● MATERIAL PROVIDED

========

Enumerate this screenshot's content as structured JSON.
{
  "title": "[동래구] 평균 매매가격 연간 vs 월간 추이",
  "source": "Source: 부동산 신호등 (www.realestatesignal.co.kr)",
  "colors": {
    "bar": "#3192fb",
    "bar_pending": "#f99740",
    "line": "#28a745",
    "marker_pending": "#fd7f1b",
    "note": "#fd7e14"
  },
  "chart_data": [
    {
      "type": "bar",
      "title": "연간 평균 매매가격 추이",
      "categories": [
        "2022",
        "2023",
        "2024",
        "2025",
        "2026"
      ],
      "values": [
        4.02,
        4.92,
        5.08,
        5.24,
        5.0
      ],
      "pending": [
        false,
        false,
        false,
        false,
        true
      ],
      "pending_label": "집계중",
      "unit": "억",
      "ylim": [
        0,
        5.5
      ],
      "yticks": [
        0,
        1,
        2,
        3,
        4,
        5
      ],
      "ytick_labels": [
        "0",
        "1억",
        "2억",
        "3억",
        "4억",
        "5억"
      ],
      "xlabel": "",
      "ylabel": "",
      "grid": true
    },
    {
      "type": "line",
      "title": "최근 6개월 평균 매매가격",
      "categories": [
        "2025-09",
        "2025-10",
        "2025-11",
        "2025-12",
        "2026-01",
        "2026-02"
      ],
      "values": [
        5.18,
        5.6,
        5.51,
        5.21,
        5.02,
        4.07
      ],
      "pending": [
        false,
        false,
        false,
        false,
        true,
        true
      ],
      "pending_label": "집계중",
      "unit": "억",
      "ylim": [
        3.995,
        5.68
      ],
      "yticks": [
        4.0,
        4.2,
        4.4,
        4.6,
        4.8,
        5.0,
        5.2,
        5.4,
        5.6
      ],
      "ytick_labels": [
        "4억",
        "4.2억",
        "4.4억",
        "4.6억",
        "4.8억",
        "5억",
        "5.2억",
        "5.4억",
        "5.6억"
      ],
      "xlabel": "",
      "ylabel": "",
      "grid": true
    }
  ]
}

========

Set down all of the entries exactly, please.

Enumerate this screenshot's content as structured JSON.
{
  "title": "[동래구] 평균 매매가격 연간 vs 월간 추이",
  "source": "Source: 부동산 신호등 (www.realestatesignal.co.kr)",
  "colors": {
    "bar": "#3192fb",
    "bar_pending": "#f99740",
    "line": "#28a745",
    "marker_pending": "#fd7f1b",
    "note": "#fd7e14"
  },
  "chart_data": [
    {
      "type": "bar",
      "title": "연간 평균 매매가격 추이",
      "categories": [
        "2022",
        "2023",
        "2024",
        "2025",
        "2026"
      ],
      "values": [
        4.02,
        4.92,
        5.08,
        5.24,
        5.0
      ],
      "pending": [
        false,
        false,
        false,
        false,
        true
      ],
      "pending_label": "집계중",
      "unit": "억",
      "ylim": [
        0,
        5.5
      ],
      "yticks": [
        0,
        1,
        2,
        3,
        4,
        5
      ],
      "ytick_labels": [
        "0",
        "1억",
        "2억",
        "3억",
        "4억",
        "5억"
      ],
      "xlabel": "",
      "ylabel": "",
      "grid": true
    },
    {
      "type": "line",
      "title": "최근 6개월 평균 매매가격",
      "categories": [
        "2025-09",
        "2025-10",
        "2025-11",
        "2025-12",
        "2026-01",
        "2026-02"
      ],
      "values": [
        5.18,
        5.6,
        5.51,
        5.21,
        5.02,
        4.07
      ],
      "pending": [
        false,
        false,
        false,
        false,
        true,
        true
      ],
      "pending_label": "집계중",
      "unit": "억",
      "ylim": [
        3.995,
        5.68
      ],
      "yticks": [
        4.0,
        4.2,
        4.4,
        4.6,
        4.8,
        5.0,
        5.2,
        5.4,
        5.6
      ],
      "ytick_labels": [
        "4억",
        "4.2억",
        "4.4억",
        "4.6억",
        "4.8억",
        "5억",
        "5.2억",
        "5.4억",
        "5.6억"
      ],
      "xlabel": "",
      "ylabel": "",
      "grid": true
    }
  ]
}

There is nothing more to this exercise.